WORK TO BE COMPLETED:
Show every line that has the string "name" in it.

— start of DATA LISTING —

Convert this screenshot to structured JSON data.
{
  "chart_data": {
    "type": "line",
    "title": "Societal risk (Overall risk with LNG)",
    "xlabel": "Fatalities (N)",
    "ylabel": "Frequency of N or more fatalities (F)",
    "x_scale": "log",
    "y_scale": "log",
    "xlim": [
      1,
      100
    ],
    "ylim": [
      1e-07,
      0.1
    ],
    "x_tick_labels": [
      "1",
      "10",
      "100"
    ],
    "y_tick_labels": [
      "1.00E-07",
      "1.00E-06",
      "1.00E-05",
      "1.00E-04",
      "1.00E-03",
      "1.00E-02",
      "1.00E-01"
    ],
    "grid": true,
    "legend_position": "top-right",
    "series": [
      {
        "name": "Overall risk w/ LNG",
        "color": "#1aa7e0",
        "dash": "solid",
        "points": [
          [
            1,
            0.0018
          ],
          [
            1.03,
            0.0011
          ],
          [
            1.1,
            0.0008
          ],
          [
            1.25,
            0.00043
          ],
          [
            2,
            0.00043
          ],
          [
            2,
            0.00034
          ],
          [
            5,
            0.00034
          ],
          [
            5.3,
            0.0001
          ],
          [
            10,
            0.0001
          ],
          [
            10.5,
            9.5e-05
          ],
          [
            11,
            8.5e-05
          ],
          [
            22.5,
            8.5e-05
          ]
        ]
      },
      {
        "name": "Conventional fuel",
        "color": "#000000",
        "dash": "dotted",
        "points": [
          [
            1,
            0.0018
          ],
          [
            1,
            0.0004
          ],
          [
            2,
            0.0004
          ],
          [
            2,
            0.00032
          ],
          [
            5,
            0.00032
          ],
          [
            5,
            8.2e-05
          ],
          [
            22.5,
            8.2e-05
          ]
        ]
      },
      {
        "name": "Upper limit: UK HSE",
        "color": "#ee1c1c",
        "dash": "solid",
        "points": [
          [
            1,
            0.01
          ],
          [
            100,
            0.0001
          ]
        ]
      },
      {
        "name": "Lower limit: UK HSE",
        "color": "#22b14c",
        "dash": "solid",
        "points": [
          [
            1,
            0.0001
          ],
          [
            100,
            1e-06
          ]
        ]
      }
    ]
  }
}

— end of DATA LISTING —

OUTPUT BELOW:
        "name": "Overall risk w/ LNG",
        "name": "Conventional fuel",
        "name": "Upper limit: UK HSE",
        "name": "Lower limit: UK HSE",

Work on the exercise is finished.